(Data entries)
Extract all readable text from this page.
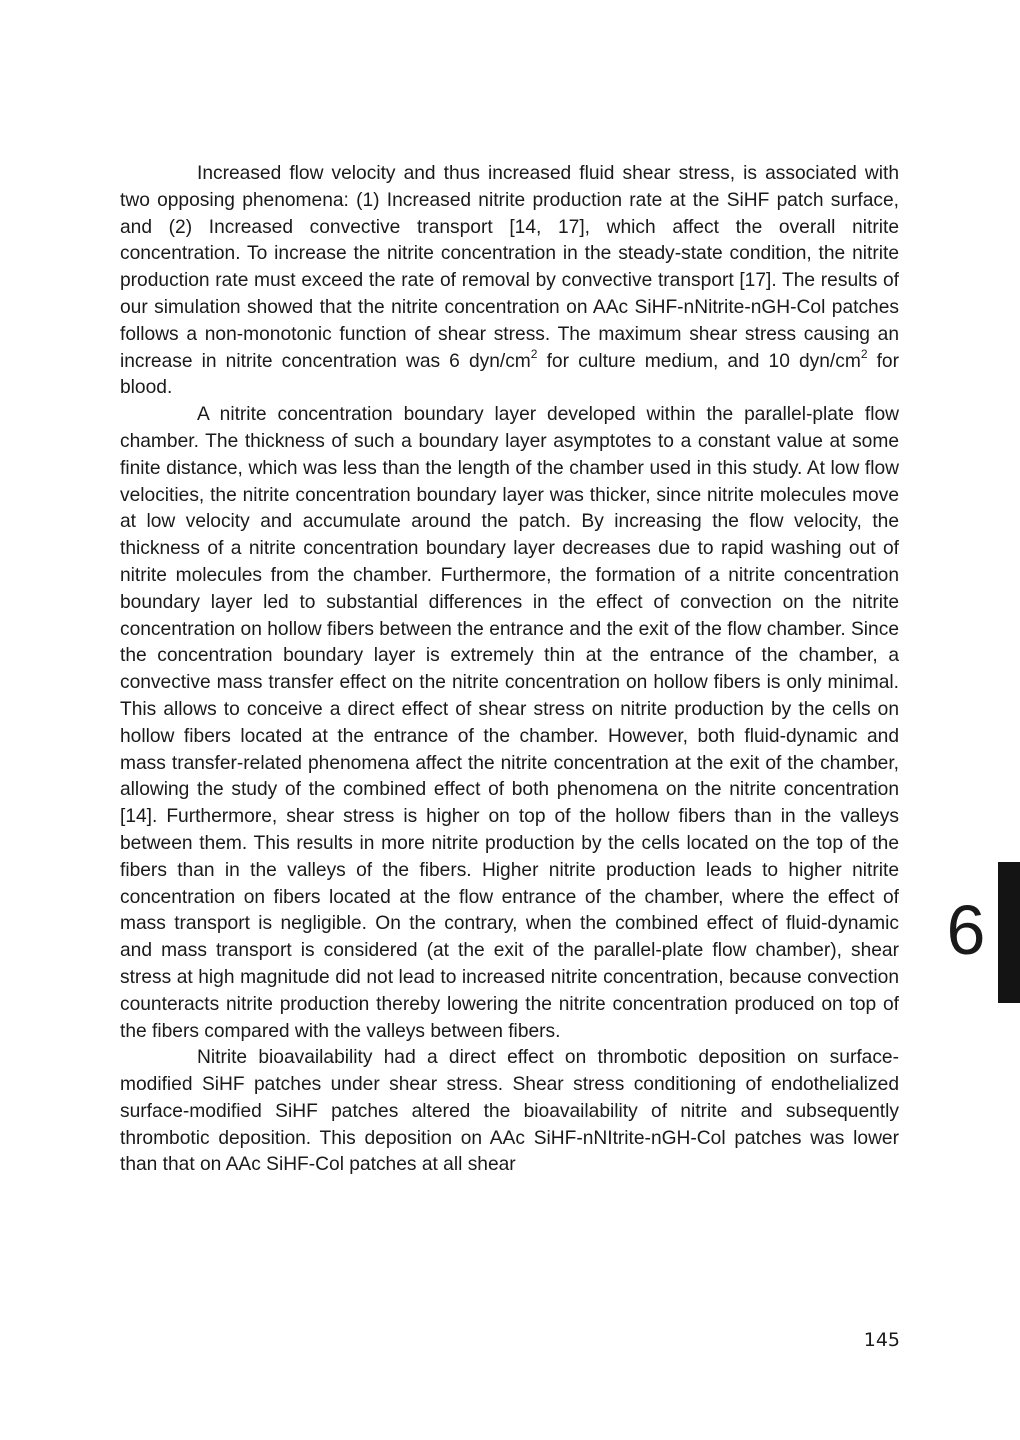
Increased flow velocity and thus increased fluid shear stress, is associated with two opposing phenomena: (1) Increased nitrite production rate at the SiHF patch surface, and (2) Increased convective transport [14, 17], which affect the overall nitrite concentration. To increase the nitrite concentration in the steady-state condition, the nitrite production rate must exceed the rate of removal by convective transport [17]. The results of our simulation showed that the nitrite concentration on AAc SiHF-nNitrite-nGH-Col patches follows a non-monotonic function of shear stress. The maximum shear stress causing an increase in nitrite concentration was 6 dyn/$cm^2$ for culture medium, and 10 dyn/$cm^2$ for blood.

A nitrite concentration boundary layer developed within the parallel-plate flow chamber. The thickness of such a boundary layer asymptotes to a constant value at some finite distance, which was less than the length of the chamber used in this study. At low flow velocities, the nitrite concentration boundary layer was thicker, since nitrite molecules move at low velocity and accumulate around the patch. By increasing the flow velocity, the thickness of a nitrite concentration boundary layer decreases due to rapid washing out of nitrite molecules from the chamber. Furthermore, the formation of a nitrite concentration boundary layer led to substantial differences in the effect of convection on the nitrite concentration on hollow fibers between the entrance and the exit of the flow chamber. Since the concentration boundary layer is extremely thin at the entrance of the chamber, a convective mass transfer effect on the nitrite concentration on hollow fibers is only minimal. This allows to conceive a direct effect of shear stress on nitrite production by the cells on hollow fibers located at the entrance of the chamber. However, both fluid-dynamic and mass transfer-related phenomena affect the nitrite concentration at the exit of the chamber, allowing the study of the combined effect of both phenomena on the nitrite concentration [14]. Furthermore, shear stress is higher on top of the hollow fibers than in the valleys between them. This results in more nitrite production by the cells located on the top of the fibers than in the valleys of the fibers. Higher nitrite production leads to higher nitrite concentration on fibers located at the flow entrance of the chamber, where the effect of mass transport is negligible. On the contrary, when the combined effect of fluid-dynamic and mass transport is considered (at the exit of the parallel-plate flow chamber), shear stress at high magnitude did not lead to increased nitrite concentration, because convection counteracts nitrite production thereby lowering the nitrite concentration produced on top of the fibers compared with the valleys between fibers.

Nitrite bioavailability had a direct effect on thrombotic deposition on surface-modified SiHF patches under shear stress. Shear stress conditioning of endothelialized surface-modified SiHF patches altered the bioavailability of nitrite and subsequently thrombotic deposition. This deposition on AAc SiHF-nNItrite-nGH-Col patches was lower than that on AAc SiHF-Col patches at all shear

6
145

What you need to do: Copy out all the data exactly; skip the pictures.

Problem solution:
Extract all readable text from this page.
Increased flow velocity and thus increased fluid shear stress, is associated with two opposing phenomena: (1) Increased nitrite production rate at the SiHF patch surface, and (2) Increased convective transport [14, 17], which affect the overall nitrite concentration. To increase the nitrite concentration in the steady-state condition, the nitrite production rate must exceed the rate of removal by convective transport [17]. The results of our simulation showed that the nitrite concentration on AAc SiHF-nNitrite-nGH-Col patches follows a non-monotonic function of shear stress. The maximum shear stress causing an increase in nitrite concentration was 6 dyn/$cm^2$ for culture medium, and 10 dyn/$cm^2$ for blood.

A nitrite concentration boundary layer developed within the parallel-plate flow chamber. The thickness of such a boundary layer asymptotes to a constant value at some finite distance, which was less than the length of the chamber used in this study. At low flow velocities, the nitrite concentration boundary layer was thicker, since nitrite molecules move at low velocity and accumulate around the patch. By increasing the flow velocity, the thickness of a nitrite concentration boundary layer decreases due to rapid washing out of nitrite molecules from the chamber. Furthermore, the formation of a nitrite concentration boundary layer led to substantial differences in the effect of convection on the nitrite concentration on hollow fibers between the entrance and the exit of the flow chamber. Since the concentration boundary layer is extremely thin at the entrance of the chamber, a convective mass transfer effect on the nitrite concentration on hollow fibers is only minimal. This allows to conceive a direct effect of shear stress on nitrite production by the cells on hollow fibers located at the entrance of the chamber. However, both fluid-dynamic and mass transfer-related phenomena affect the nitrite concentration at the exit of the chamber, allowing the study of the combined effect of both phenomena on the nitrite concentration [14]. Furthermore, shear stress is higher on top of the hollow fibers than in the valleys between them. This results in more nitrite production by the cells located on the top of the fibers than in the valleys of the fibers. Higher nitrite production leads to higher nitrite concentration on fibers located at the flow entrance of the chamber, where the effect of mass transport is negligible. On the contrary, when the combined effect of fluid-dynamic and mass transport is considered (at the exit of the parallel-plate flow chamber), shear stress at high magnitude did not lead to increased nitrite concentration, because convection counteracts nitrite production thereby lowering the nitrite concentration produced on top of the fibers compared with the valleys between fibers.

Nitrite bioavailability had a direct effect on thrombotic deposition on surface-modified SiHF patches under shear stress. Shear stress conditioning of endothelialized surface-modified SiHF patches altered the bioavailability of nitrite and subsequently thrombotic deposition. This deposition on AAc SiHF-nNItrite-nGH-Col patches was lower than that on AAc SiHF-Col patches at all shear

6
145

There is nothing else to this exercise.